### Problem to work on
Transcribe the listing below in full, exactly, with no images.

----------------

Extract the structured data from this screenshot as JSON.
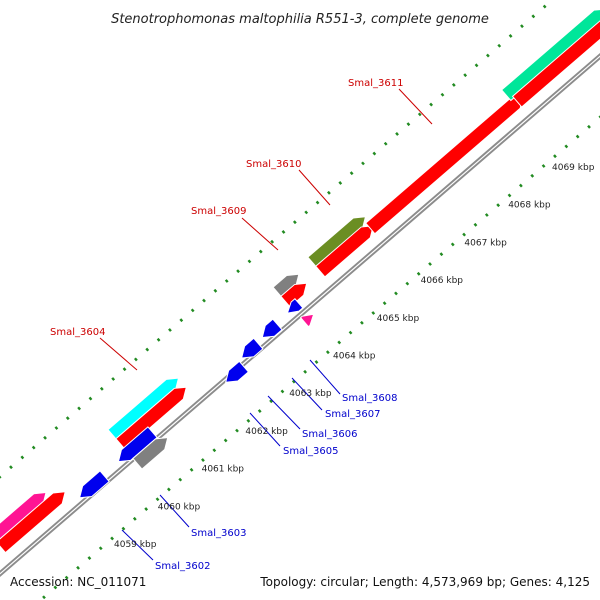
{
  "title": "Stenotrophomonas maltophilia R551-3, complete genome",
  "footer": {
    "accession": "Accession: NC_011071",
    "summary": "Topology: circular; Length: 4,573,969 bp; Genes: 4,125"
  },
  "colors": {
    "red": "#ff0000",
    "blue": "#0000ee",
    "gray": "#808080",
    "cyan": "#00ffff",
    "olive": "#6b8e23",
    "teal": "#00e69a",
    "magenta": "#ff1493",
    "dots": "#228b22",
    "forward_label": "#cc0000",
    "reverse_label": "#0000cc",
    "backbone": "#8c8c8c"
  },
  "scale": {
    "start_kbp": 4059,
    "end_kbp": 4069,
    "tick_unit": "kbp",
    "ticks": [
      {
        "kbp": 4059,
        "label": "4059 kbp"
      },
      {
        "kbp": 4060,
        "label": "4060 kbp"
      },
      {
        "kbp": 4061,
        "label": "4061 kbp"
      },
      {
        "kbp": 4062,
        "label": "4062 kbp"
      },
      {
        "kbp": 4063,
        "label": "4063 kbp"
      },
      {
        "kbp": 4064,
        "label": "4064 kbp"
      },
      {
        "kbp": 4065,
        "label": "4065 kbp"
      },
      {
        "kbp": 4066,
        "label": "4066 kbp"
      },
      {
        "kbp": 4067,
        "label": "4067 kbp"
      },
      {
        "kbp": 4068,
        "label": "4068 kbp"
      },
      {
        "kbp": 4069,
        "label": "4069 kbp"
      }
    ]
  },
  "labels": {
    "forward": [
      "Smal_3604",
      "Smal_3609",
      "Smal_3610",
      "Smal_3611"
    ],
    "reverse": [
      "Smal_3602",
      "Smal_3603",
      "Smal_3605",
      "Smal_3606",
      "Smal_3607",
      "Smal_3608"
    ]
  }
}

----------------

### Answer to the problem
Extract the structured data from this screenshot as JSON.
{
  "title": "Stenotrophomonas maltophilia R551-3, complete genome",
  "footer": {
    "accession": "Accession: NC_011071",
    "summary": "Topology: circular; Length: 4,573,969 bp; Genes: 4,125"
  },
  "colors": {
    "red": "#ff0000",
    "blue": "#0000ee",
    "gray": "#808080",
    "cyan": "#00ffff",
    "olive": "#6b8e23",
    "teal": "#00e69a",
    "magenta": "#ff1493",
    "dots": "#228b22",
    "forward_label": "#cc0000",
    "reverse_label": "#0000cc",
    "backbone": "#8c8c8c"
  },
  "scale": {
    "start_kbp": 4059,
    "end_kbp": 4069,
    "tick_unit": "kbp",
    "ticks": [
      {
        "kbp": 4059,
        "label": "4059 kbp"
      },
      {
        "kbp": 4060,
        "label": "4060 kbp"
      },
      {
        "kbp": 4061,
        "label": "4061 kbp"
      },
      {
        "kbp": 4062,
        "label": "4062 kbp"
      },
      {
        "kbp": 4063,
        "label": "4063 kbp"
      },
      {
        "kbp": 4064,
        "label": "4064 kbp"
      },
      {
        "kbp": 4065,
        "label": "4065 kbp"
      },
      {
        "kbp": 4066,
        "label": "4066 kbp"
      },
      {
        "kbp": 4067,
        "label": "4067 kbp"
      },
      {
        "kbp": 4068,
        "label": "4068 kbp"
      },
      {
        "kbp": 4069,
        "label": "4069 kbp"
      }
    ]
  },
  "labels": {
    "forward": [
      "Smal_3604",
      "Smal_3609",
      "Smal_3610",
      "Smal_3611"
    ],
    "reverse": [
      "Smal_3602",
      "Smal_3603",
      "Smal_3605",
      "Smal_3606",
      "Smal_3607",
      "Smal_3608"
    ]
  }
}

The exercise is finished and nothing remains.